Data records:

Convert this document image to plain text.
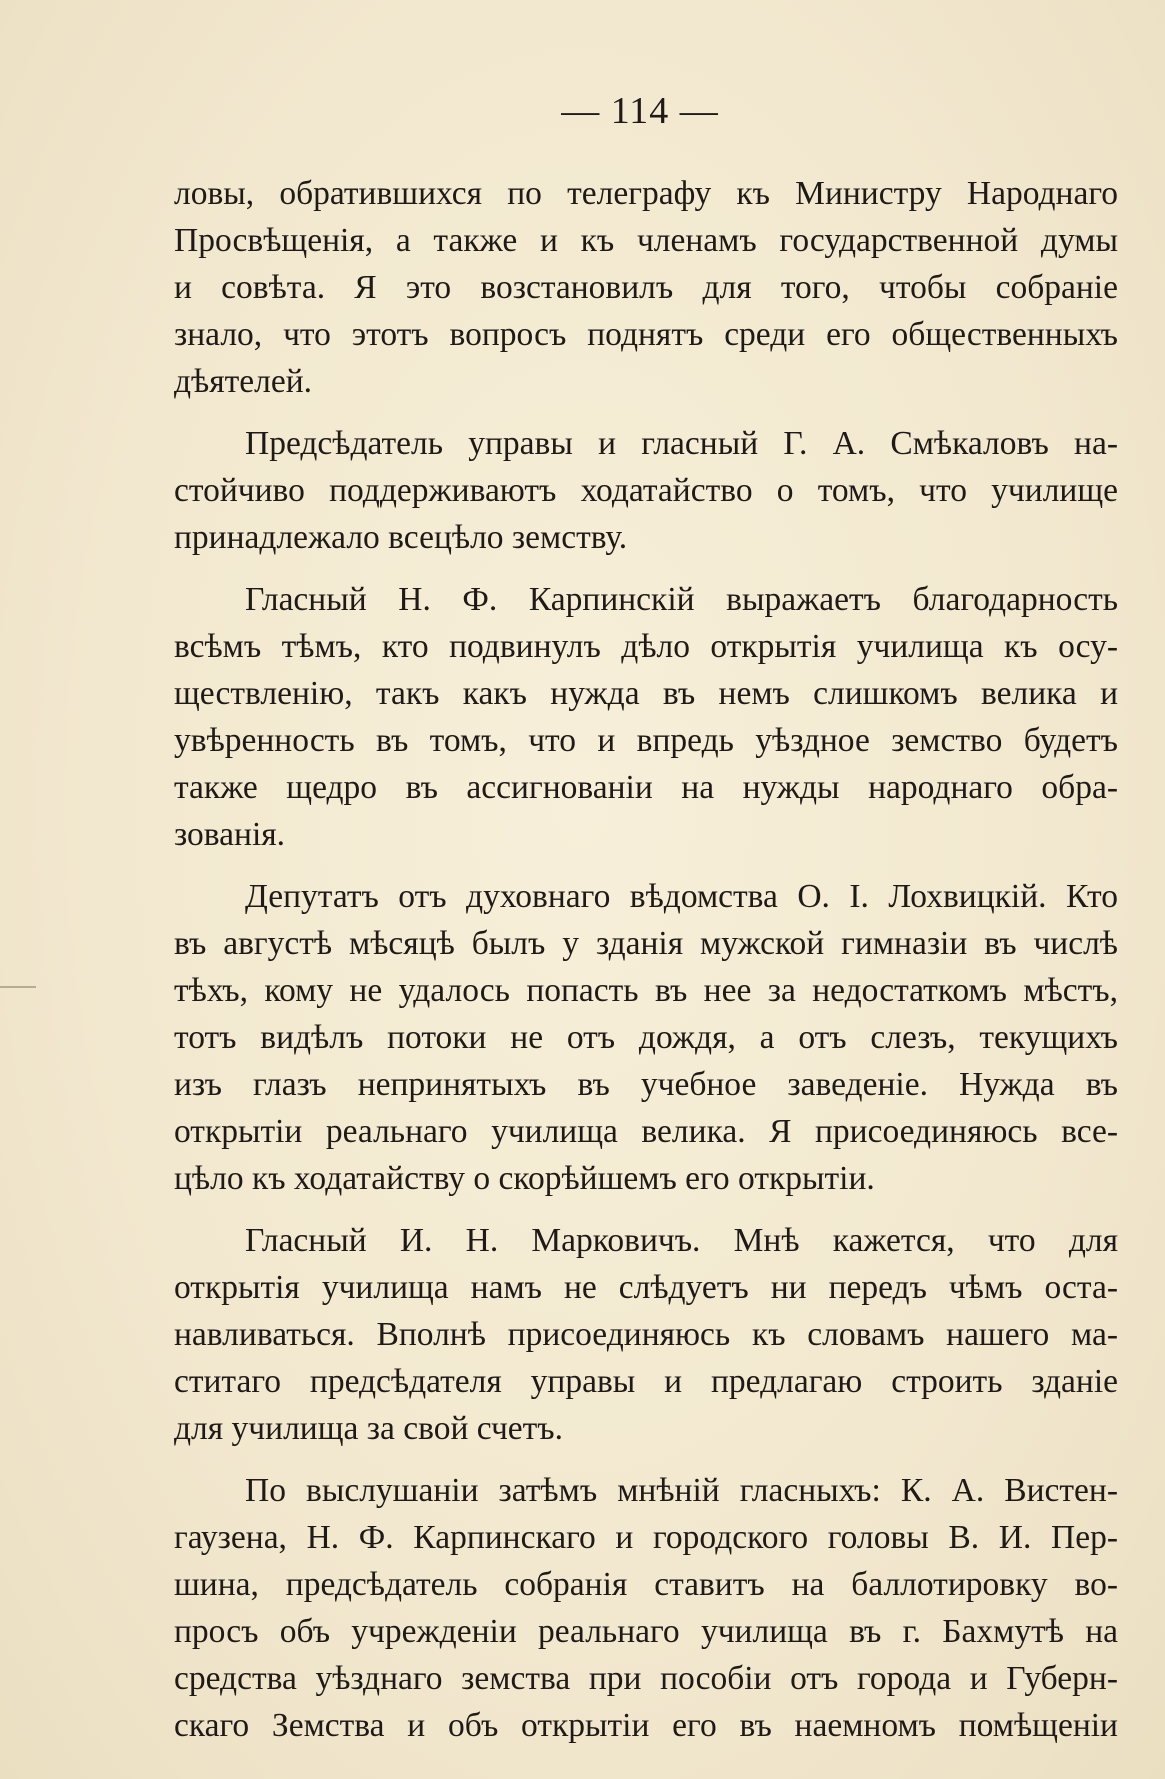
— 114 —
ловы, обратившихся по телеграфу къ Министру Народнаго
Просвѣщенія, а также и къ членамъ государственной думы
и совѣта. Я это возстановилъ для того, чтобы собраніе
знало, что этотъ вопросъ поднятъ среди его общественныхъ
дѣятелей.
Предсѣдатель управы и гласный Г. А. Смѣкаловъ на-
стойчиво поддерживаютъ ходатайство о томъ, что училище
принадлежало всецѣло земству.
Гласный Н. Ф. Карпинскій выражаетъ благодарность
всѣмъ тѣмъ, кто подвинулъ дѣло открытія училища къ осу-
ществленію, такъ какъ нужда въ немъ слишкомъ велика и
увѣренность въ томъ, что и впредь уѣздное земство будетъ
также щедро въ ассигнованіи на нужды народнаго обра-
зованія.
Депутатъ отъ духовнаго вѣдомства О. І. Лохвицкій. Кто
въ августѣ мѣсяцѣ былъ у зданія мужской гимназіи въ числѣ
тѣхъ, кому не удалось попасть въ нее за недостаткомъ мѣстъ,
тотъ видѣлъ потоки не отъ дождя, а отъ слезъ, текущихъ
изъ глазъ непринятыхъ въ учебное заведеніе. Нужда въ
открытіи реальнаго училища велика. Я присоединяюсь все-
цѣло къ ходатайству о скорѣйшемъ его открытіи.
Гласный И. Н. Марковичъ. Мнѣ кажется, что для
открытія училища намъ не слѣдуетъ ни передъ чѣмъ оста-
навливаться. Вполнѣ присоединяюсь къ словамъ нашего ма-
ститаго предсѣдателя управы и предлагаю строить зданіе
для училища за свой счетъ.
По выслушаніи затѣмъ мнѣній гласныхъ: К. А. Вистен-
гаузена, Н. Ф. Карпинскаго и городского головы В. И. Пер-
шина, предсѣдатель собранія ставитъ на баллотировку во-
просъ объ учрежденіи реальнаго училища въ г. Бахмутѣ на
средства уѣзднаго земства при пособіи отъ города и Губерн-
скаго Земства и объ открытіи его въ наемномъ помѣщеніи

...

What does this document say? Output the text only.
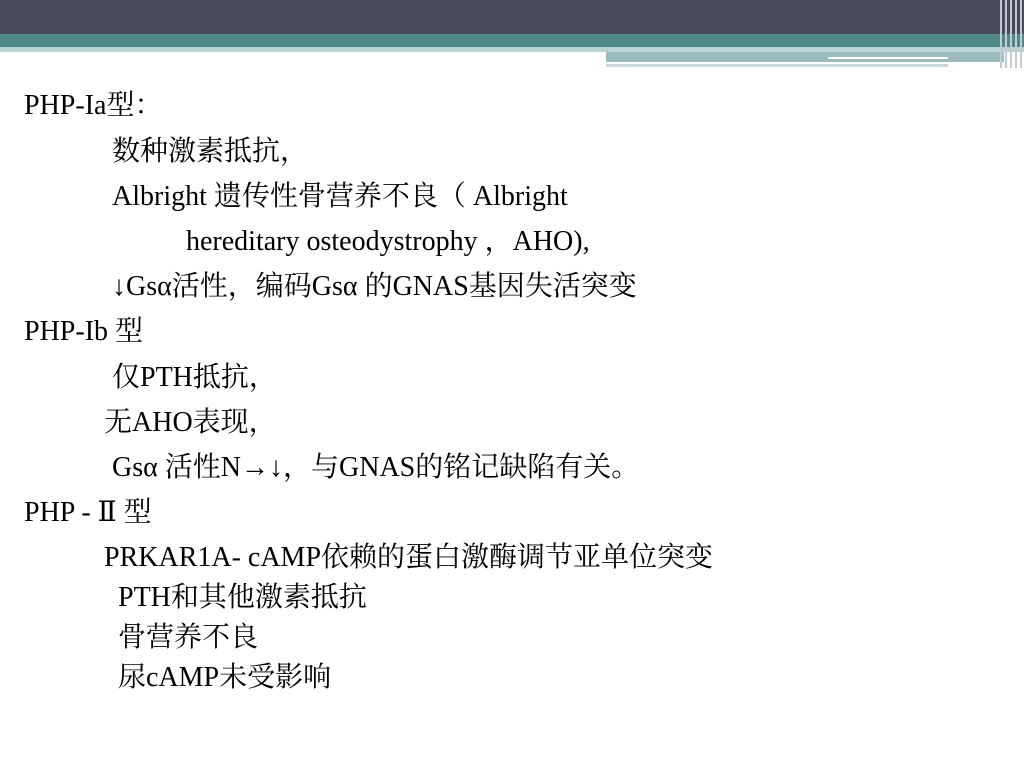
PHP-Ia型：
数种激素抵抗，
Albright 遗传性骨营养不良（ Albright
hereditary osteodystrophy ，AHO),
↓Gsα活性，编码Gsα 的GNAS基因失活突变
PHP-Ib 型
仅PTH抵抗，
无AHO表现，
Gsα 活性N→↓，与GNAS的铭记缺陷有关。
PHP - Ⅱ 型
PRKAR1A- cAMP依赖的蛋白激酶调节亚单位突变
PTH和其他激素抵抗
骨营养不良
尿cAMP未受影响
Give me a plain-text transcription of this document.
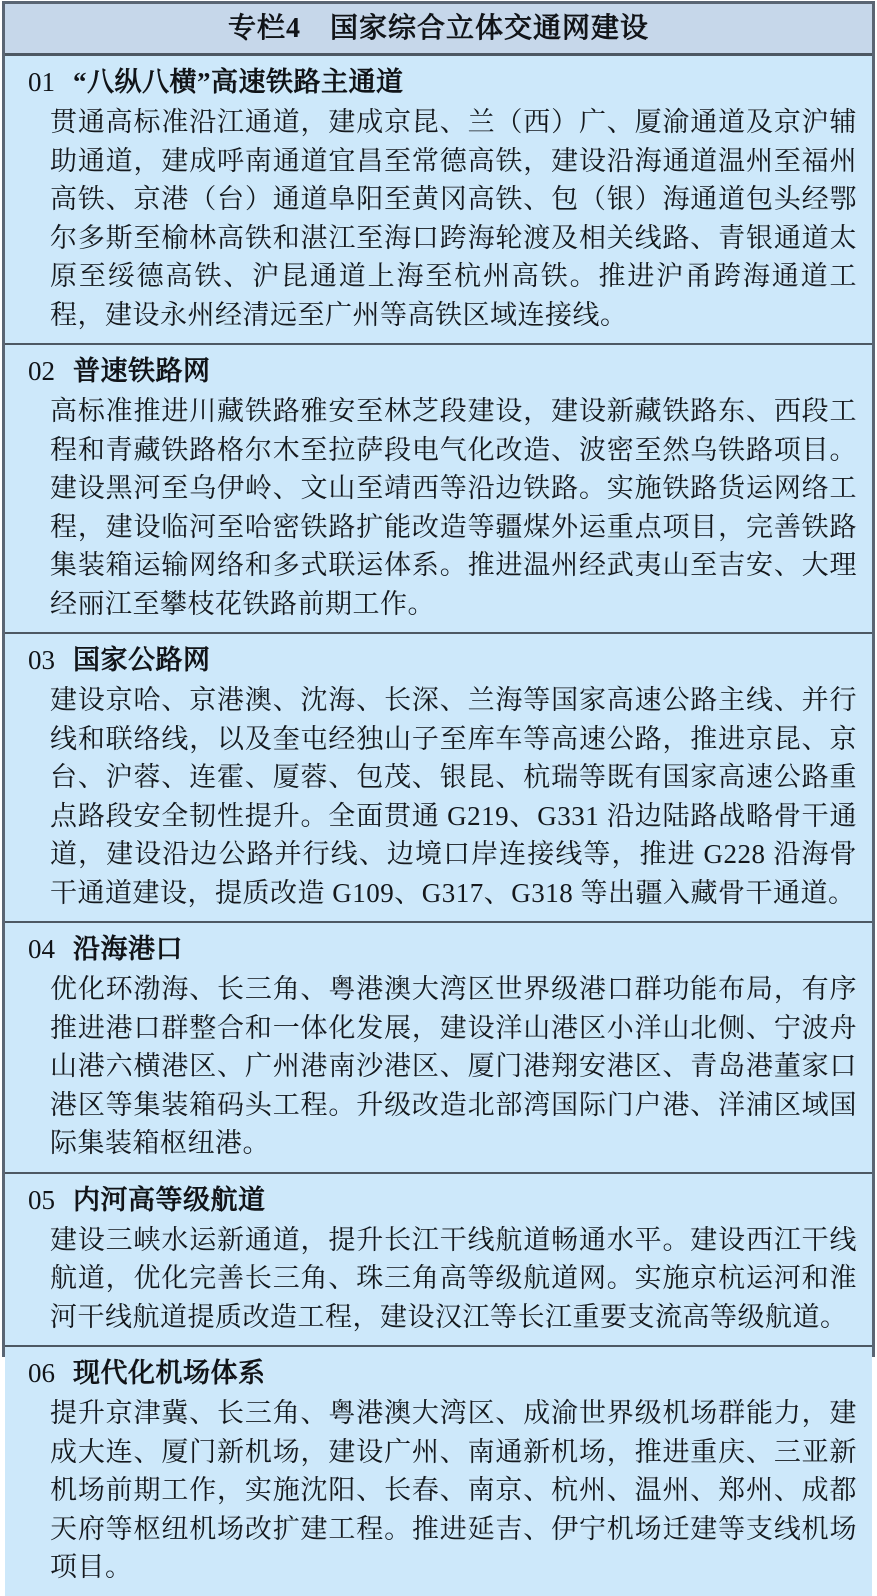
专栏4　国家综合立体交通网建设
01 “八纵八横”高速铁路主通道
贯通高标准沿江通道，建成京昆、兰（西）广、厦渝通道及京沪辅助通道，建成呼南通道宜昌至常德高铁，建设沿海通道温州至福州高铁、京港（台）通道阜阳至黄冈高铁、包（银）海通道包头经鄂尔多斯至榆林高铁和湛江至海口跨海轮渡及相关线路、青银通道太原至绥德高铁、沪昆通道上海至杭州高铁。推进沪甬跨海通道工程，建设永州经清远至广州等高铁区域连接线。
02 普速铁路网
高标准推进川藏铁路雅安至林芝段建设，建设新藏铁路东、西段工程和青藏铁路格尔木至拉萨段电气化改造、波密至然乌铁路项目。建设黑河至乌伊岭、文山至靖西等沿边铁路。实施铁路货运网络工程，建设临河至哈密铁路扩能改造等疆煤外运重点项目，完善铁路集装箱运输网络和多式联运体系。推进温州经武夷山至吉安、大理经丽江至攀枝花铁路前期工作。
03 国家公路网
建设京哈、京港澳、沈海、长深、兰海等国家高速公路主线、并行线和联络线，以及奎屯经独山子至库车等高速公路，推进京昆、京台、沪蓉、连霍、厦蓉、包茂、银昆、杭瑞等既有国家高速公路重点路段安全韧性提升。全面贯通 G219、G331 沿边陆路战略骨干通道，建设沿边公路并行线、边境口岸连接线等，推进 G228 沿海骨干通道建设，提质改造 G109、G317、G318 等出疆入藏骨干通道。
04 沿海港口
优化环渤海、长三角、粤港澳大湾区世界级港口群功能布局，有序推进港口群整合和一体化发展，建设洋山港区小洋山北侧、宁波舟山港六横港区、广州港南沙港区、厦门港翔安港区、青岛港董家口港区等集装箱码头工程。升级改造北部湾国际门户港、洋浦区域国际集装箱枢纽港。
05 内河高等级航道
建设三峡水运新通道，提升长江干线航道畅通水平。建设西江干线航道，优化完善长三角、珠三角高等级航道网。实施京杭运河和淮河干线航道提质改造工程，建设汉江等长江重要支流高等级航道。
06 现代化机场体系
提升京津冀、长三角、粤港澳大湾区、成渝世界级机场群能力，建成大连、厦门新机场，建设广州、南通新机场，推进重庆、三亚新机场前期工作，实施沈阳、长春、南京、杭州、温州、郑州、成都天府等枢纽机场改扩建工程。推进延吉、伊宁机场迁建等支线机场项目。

---

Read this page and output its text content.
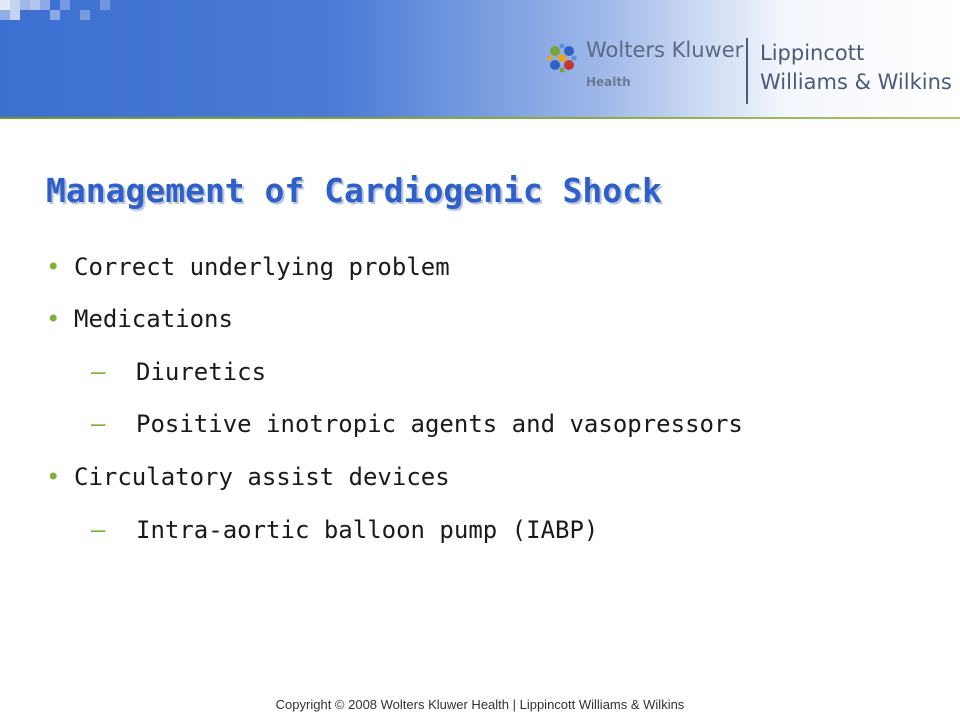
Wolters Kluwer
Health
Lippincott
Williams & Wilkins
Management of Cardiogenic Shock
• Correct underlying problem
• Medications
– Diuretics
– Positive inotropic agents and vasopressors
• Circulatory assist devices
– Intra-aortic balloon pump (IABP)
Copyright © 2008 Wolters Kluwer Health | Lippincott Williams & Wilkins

▸ **The exercise**
Scan the data above and copy every line with "Wolters" in it.

▸ **Solution for this problem**
Wolters Kluwer
Copyright © 2008 Wolters Kluwer Health | Lippincott Williams & Wilkins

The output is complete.